EXTRACT PROVIDED —
Published On March 29, 2022Each day around the globe there is more attention, and intention, given to address the interrelated topics of environment, social responsibility, and corporate governance (ESG). As organizations, public and private, large and small, make commitments to tackle climate change; increase diversity, equity, and inclusion (DEI); and govern ethically with integrity, they’ll need to validate their actions.
Hundreds of organizations and governments have signed pledges and agreements to reach carbon net-neutrality by 2040 or before. Society, as well as co-signatories, will expect progress to be made and demonstrated. Credible, authentic, and valid data must be collected for consistent reporting to authorities, auditors, certifying bodies, executives, customers, shareholders, and more. While the immediate focus is on “E” represented by sustainability discussions and efforts, many reporting frameworks also include Social and Governance accountability.
So how can Records and Information Management (RIM) and Information Governance (IG) professionals support their organizations’ ability to provide accurate and timely information about ESG performance? There’s plenty we can—and should—do.
Introduce yourself to the stakeholders
If your organization has an ESG team, you should engage with them immediately. They may have designated an individual who is responsible for report generation; that individual would be your strongest point of connection and collaboration.
Other functional areas likely to be involved in data creation and collection depends on your organization and may include: Governance/Oversight/Audit, specific Lines of Business, Legal/Compliance, IT, Data Governance, Procurement, Facilities/Real Estate, etc.
Be aware of new regulations
There is momentum by governments to create new or updated regulations related to ESG data collection and reporting. The European Union already requires, by law, certain large organizations to disclose ESG-related information, while the SEC in the United States recently proposed climate disclosure rules, and the United Kingdom’s HM Treasury has issued Sustainability Reporting Guidance.

EXERCISE DATA —
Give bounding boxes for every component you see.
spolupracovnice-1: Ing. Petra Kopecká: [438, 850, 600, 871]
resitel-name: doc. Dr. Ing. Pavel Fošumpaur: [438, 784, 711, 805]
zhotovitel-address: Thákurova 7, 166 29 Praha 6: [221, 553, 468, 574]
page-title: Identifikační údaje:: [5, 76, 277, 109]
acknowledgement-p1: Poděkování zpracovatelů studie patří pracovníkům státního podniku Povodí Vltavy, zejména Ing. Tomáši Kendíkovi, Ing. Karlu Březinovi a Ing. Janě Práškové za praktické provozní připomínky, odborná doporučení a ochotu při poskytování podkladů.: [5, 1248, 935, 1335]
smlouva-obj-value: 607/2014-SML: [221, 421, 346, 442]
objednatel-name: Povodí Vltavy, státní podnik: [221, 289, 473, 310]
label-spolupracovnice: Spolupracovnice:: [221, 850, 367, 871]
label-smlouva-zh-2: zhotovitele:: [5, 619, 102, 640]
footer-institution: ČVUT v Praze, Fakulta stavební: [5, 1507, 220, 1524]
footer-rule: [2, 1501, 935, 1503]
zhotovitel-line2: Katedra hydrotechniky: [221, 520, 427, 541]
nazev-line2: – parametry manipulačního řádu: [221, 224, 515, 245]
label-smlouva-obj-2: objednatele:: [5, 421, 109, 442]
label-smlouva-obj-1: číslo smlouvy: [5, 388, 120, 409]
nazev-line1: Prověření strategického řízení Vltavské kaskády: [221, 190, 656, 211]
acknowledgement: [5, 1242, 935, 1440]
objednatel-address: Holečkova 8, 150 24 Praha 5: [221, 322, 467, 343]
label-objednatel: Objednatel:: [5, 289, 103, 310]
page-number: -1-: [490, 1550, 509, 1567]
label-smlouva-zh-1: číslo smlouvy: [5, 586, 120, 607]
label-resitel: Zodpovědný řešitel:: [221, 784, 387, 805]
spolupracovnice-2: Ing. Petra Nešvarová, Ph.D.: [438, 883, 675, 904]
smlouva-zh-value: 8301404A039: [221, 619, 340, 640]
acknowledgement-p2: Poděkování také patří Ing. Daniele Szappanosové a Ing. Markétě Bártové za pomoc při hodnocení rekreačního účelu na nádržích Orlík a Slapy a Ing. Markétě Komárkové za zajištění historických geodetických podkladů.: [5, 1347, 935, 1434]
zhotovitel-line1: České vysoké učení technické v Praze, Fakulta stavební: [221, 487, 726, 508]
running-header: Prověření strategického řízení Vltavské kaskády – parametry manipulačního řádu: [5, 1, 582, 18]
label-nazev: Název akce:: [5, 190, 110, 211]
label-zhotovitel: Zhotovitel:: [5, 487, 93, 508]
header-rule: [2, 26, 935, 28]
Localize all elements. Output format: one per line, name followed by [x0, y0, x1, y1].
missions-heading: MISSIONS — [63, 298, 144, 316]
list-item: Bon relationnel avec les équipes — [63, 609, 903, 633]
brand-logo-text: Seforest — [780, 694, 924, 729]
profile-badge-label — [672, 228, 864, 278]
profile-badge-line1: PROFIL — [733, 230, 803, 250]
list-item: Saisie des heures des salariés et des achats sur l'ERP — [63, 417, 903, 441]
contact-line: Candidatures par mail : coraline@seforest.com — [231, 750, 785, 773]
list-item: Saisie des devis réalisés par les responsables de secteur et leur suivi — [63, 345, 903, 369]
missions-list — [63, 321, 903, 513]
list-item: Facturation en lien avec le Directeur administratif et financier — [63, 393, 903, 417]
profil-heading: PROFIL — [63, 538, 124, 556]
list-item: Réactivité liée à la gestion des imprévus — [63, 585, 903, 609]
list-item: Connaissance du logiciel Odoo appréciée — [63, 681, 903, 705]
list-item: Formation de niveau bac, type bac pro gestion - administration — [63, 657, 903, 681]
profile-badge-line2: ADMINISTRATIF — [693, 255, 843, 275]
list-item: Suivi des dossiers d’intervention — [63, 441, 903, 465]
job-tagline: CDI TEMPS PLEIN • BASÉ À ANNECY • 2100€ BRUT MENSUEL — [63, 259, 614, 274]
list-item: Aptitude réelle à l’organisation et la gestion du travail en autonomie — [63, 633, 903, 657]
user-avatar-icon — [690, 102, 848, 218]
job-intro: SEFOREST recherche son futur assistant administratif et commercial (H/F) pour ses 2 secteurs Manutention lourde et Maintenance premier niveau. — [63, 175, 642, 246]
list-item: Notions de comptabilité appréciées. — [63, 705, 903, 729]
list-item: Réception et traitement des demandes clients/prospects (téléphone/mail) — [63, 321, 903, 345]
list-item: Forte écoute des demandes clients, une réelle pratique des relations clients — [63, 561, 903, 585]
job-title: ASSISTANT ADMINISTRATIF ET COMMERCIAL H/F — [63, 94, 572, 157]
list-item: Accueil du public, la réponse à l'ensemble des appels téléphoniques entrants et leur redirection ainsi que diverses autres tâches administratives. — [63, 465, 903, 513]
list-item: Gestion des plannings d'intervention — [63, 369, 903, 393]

COMPLETE THE FOLLOWING —
- 1) In the ESG article, rewrite the passage from "Hundreds of organizations" to "and Governance accountability.", changing "net-neutrality" to "net-zero".
- 2) According to the ESG article, what has the United Kingdom's HM Treasury issued?
The items aren't needed for this work.

SOLUTIONS FOR EACH TASK —
- 1)
Hundreds of organizations and governments have signed pledges and agreements to reach carbon net-zero by 2040 or before. Society, as well as co-signatories, will expect progress to be made and demonstrated. Credible, authentic, and valid data must be collected for consistent reporting to authorities, auditors, certifying bodies, executives, customers, shareholders, and more. While the immediate focus is on “E” represented by sustainability discussions and efforts, many reporting frameworks also include Social and Governance accountability.

- 2) Sustainability Reporting Guidance.